The data -
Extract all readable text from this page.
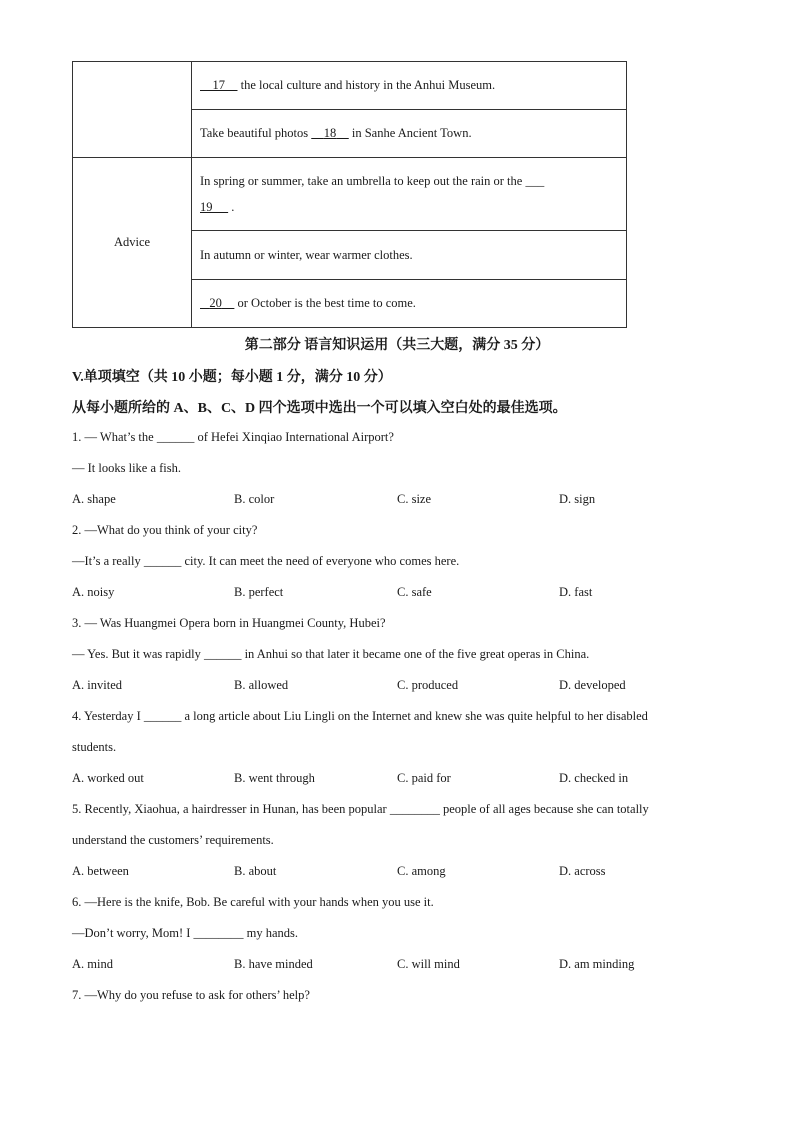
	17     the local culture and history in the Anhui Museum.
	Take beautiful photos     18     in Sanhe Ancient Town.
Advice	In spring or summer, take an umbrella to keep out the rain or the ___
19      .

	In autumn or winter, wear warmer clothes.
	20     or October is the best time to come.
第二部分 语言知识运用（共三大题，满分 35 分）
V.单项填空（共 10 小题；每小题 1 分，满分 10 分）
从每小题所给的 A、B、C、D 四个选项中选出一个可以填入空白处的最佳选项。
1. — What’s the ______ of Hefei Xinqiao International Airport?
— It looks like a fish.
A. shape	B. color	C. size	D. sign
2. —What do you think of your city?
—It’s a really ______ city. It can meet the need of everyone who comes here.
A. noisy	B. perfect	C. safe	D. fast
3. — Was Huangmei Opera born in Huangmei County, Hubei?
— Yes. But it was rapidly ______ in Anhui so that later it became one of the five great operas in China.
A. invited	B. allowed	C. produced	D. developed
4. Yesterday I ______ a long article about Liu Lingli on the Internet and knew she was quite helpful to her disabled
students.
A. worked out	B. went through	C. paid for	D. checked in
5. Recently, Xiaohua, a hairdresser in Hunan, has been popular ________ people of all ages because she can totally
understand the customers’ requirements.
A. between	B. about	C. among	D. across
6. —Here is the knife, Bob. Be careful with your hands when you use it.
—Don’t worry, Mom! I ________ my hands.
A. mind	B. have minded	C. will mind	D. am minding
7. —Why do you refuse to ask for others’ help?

--

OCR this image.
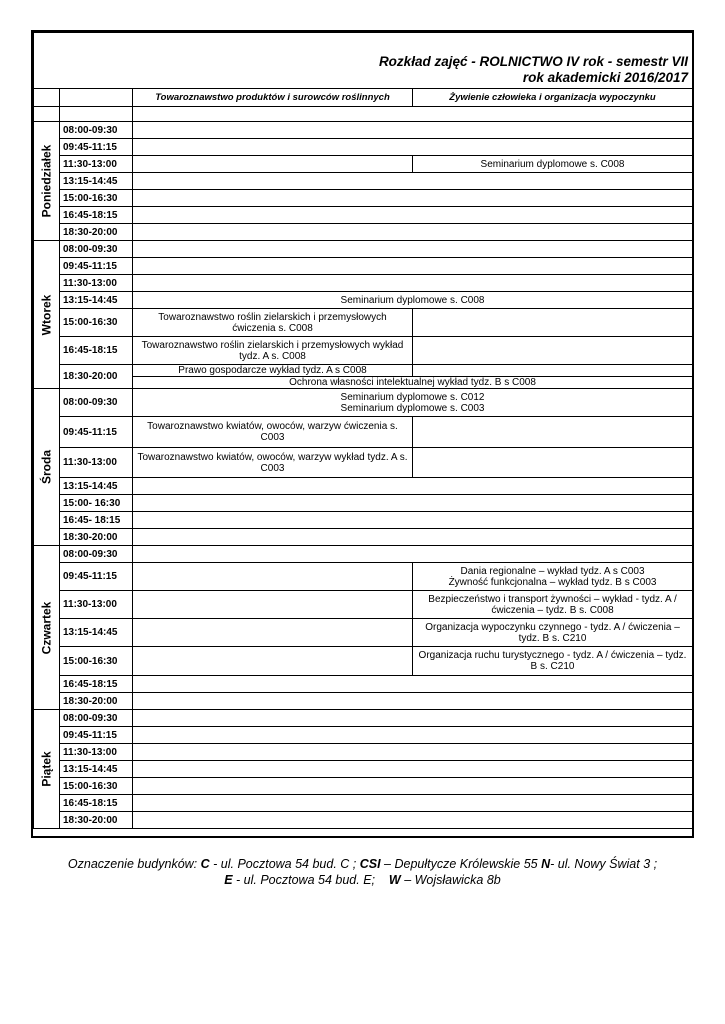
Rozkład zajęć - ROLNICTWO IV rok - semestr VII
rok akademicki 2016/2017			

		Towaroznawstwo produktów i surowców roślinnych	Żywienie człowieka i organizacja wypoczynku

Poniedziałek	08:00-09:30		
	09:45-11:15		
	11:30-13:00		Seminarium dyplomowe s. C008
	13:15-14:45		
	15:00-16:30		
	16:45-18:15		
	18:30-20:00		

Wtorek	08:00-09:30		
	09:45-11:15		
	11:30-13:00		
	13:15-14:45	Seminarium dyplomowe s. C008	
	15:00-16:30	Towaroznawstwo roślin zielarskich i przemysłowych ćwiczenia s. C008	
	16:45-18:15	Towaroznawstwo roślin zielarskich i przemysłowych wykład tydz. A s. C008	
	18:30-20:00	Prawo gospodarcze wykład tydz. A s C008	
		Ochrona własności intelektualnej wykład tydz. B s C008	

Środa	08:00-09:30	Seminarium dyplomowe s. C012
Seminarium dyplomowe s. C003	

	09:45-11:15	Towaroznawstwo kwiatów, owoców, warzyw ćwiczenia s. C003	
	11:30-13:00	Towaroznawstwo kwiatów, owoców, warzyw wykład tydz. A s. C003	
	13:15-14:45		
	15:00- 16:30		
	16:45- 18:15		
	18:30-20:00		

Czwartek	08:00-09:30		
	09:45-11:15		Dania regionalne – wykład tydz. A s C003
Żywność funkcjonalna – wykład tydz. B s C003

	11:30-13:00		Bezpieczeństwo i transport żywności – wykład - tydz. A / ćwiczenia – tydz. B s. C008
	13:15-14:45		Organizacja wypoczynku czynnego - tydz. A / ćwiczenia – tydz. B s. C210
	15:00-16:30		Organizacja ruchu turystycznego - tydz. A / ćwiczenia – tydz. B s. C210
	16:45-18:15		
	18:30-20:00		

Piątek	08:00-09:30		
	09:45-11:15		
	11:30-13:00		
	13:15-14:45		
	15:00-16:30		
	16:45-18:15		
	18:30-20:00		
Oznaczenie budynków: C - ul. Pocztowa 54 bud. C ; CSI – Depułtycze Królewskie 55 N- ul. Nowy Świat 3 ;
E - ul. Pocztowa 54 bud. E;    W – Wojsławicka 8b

Your goal - Working from the entries above, return all lines that contain "ćwiczenia".

Full answer -
	15:00-16:30	Towaroznawstwo roślin zielarskich i przemysłowych ćwiczenia s. C008	
	09:45-11:15	Towaroznawstwo kwiatów, owoców, warzyw ćwiczenia s. C003	
	11:30-13:00		Bezpieczeństwo i transport żywności – wykład - tydz. A / ćwiczenia – tydz. B s. C008
	13:15-14:45		Organizacja wypoczynku czynnego - tydz. A / ćwiczenia – tydz. B s. C210
	15:00-16:30		Organizacja ruchu turystycznego - tydz. A / ćwiczenia – tydz. B s. C210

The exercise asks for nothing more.